GIVEN DATA:
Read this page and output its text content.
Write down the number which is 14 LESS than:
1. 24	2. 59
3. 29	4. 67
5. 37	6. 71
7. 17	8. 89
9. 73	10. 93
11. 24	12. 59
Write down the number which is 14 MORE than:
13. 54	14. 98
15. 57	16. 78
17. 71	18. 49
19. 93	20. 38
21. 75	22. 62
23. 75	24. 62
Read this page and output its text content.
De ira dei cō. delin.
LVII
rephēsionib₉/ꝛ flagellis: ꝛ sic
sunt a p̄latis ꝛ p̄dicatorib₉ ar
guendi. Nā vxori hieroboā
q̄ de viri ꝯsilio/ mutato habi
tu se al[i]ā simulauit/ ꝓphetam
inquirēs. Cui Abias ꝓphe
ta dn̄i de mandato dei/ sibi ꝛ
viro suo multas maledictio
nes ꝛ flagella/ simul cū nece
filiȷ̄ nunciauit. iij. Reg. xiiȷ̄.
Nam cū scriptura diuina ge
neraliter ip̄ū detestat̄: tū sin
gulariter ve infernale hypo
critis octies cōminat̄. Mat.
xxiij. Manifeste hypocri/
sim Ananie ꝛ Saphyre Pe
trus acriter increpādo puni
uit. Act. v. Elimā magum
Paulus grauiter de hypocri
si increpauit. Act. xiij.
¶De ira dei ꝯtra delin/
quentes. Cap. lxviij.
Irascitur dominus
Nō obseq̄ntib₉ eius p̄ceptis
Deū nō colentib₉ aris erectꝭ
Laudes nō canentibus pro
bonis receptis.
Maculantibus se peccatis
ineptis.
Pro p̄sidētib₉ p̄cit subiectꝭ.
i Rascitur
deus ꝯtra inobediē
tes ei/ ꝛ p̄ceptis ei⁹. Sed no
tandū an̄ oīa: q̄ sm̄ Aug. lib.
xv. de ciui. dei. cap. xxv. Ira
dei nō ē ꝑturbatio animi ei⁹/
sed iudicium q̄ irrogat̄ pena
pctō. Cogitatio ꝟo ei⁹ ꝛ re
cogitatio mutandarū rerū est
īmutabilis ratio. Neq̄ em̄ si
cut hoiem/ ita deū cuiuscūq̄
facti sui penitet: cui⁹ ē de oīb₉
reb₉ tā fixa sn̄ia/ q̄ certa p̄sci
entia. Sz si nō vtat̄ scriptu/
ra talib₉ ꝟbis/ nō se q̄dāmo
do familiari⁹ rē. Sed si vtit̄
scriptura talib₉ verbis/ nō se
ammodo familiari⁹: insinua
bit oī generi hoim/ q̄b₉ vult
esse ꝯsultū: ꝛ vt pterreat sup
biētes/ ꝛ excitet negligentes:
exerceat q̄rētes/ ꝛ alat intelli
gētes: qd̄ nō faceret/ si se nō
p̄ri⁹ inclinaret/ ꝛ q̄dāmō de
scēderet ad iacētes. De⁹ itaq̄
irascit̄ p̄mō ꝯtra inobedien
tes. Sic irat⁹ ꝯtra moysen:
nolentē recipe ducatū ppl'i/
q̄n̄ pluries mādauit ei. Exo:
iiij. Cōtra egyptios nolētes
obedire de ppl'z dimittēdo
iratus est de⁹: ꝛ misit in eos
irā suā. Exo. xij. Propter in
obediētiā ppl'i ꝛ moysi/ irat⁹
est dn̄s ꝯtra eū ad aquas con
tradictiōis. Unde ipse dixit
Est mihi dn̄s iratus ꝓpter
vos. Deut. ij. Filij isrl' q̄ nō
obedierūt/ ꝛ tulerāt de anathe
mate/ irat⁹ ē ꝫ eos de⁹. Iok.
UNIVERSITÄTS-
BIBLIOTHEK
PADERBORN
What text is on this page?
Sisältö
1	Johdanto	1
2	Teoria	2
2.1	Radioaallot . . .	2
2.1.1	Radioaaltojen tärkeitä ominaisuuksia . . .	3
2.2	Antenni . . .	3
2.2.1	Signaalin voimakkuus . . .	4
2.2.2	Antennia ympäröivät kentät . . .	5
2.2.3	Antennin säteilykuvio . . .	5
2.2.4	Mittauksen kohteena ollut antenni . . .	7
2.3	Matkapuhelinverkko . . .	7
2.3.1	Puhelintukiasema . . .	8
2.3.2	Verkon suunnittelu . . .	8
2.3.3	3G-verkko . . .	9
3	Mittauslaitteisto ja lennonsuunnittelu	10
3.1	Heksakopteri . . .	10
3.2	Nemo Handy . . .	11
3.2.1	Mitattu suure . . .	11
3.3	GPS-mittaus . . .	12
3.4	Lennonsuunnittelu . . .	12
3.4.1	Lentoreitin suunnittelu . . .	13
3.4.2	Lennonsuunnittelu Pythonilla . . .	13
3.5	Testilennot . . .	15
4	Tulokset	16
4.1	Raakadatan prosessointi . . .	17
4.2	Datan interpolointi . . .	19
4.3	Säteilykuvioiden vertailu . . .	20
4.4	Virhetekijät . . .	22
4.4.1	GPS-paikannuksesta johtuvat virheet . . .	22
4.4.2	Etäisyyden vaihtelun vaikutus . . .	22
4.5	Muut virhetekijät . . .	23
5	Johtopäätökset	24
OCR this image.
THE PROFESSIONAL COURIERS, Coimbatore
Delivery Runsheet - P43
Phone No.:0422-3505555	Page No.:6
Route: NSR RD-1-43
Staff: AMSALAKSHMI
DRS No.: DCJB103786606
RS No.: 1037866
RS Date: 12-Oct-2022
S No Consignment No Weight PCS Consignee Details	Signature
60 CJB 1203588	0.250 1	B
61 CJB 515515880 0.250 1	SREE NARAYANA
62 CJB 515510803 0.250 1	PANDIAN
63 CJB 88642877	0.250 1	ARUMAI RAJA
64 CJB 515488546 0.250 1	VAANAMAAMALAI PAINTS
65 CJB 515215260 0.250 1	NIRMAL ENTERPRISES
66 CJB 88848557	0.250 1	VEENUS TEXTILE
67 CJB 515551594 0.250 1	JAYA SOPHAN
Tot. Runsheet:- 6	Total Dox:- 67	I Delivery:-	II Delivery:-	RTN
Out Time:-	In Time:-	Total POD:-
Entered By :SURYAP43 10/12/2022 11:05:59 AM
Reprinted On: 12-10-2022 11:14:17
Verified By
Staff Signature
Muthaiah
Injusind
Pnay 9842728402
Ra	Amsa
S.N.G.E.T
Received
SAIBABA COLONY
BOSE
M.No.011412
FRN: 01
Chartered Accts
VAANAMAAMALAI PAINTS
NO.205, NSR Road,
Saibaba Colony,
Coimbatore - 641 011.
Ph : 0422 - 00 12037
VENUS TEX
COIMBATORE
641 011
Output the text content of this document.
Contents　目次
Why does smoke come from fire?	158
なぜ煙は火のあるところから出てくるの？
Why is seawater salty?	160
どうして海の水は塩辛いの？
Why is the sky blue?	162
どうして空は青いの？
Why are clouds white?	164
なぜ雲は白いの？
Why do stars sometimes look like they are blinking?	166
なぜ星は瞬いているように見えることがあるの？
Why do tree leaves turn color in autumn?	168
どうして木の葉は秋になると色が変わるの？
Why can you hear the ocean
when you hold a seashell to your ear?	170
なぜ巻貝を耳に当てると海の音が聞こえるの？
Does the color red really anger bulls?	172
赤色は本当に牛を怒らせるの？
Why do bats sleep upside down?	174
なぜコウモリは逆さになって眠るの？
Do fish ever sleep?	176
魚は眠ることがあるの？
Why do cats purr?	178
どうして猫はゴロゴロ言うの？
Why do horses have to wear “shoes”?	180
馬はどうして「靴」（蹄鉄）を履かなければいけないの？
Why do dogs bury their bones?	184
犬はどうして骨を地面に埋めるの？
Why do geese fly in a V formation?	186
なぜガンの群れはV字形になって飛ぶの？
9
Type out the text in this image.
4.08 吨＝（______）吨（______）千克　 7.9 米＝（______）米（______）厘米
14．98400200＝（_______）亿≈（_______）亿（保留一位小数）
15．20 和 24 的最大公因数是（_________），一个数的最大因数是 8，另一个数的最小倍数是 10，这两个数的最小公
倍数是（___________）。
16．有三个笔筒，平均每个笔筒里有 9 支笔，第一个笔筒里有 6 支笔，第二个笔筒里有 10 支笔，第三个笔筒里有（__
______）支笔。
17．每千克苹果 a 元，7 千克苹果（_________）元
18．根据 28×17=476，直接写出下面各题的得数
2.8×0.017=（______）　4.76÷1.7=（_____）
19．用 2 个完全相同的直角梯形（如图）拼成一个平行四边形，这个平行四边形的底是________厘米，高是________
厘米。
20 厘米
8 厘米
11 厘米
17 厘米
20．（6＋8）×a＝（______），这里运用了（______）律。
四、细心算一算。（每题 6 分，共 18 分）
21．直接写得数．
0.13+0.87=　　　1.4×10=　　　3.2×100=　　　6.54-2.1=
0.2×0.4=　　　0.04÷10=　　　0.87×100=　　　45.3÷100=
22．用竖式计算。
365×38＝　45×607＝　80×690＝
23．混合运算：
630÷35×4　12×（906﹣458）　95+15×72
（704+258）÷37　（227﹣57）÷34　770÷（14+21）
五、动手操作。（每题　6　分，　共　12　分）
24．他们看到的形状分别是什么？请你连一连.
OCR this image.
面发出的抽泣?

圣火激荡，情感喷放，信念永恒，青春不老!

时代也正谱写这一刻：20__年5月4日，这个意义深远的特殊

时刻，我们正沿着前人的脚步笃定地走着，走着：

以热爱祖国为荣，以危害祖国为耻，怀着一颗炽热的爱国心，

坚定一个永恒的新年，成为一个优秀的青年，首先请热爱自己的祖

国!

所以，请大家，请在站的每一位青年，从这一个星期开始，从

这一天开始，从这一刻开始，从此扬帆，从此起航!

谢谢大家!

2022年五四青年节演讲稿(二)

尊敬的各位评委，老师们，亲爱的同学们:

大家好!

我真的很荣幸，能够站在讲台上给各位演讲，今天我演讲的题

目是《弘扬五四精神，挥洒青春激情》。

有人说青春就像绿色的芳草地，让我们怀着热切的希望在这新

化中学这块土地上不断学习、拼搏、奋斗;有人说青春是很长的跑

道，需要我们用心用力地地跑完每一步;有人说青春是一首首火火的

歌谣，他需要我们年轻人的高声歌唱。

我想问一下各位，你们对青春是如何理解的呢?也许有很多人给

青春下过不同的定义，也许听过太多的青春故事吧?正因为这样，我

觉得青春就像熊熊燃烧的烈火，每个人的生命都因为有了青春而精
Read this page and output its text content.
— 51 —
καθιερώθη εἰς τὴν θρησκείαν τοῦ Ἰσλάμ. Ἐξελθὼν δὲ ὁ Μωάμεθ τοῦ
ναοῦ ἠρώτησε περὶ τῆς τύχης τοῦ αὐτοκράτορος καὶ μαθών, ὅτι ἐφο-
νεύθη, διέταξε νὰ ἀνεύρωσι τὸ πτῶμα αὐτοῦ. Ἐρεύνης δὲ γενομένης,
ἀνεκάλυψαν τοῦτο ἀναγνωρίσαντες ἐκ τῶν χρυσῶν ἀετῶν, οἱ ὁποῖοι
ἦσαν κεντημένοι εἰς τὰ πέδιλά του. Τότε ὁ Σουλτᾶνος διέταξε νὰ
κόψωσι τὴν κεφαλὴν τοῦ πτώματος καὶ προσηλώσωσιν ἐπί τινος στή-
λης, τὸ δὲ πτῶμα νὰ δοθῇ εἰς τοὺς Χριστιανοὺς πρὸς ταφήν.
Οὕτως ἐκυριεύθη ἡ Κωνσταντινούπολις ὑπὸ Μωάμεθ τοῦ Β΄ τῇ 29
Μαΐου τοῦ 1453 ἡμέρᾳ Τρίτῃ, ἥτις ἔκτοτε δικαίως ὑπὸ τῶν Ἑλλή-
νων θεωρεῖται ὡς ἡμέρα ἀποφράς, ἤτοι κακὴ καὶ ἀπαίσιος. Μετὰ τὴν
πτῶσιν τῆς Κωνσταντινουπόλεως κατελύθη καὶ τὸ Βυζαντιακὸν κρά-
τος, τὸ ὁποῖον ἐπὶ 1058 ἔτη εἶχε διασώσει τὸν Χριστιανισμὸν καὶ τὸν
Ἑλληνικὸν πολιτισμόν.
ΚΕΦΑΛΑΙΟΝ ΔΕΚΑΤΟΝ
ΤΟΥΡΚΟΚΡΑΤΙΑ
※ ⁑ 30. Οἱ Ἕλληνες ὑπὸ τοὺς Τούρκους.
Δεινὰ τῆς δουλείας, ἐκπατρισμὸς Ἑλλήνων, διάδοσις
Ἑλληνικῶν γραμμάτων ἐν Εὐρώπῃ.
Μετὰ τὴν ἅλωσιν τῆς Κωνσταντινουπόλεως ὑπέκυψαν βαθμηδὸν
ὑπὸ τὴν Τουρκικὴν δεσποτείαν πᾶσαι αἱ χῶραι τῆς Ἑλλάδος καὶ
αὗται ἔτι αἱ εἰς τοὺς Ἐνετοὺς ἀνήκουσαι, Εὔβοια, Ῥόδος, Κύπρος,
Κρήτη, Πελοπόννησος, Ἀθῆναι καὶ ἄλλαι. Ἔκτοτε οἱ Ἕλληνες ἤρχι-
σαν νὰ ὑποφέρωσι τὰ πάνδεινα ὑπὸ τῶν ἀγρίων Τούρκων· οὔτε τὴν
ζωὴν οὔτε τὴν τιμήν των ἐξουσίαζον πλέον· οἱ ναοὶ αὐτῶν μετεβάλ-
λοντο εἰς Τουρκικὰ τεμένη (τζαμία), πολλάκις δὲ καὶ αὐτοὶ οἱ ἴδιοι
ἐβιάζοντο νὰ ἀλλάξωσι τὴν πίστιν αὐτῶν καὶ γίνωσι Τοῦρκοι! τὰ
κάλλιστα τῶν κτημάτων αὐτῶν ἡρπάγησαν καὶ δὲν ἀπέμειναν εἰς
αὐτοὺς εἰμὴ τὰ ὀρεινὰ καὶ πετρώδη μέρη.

WHAT YOU ARE ASKED TO DO:
The answer should be a single number: the count of lines in the data that include the string "iratus".

ANSWER TO THE PROBLEM:
2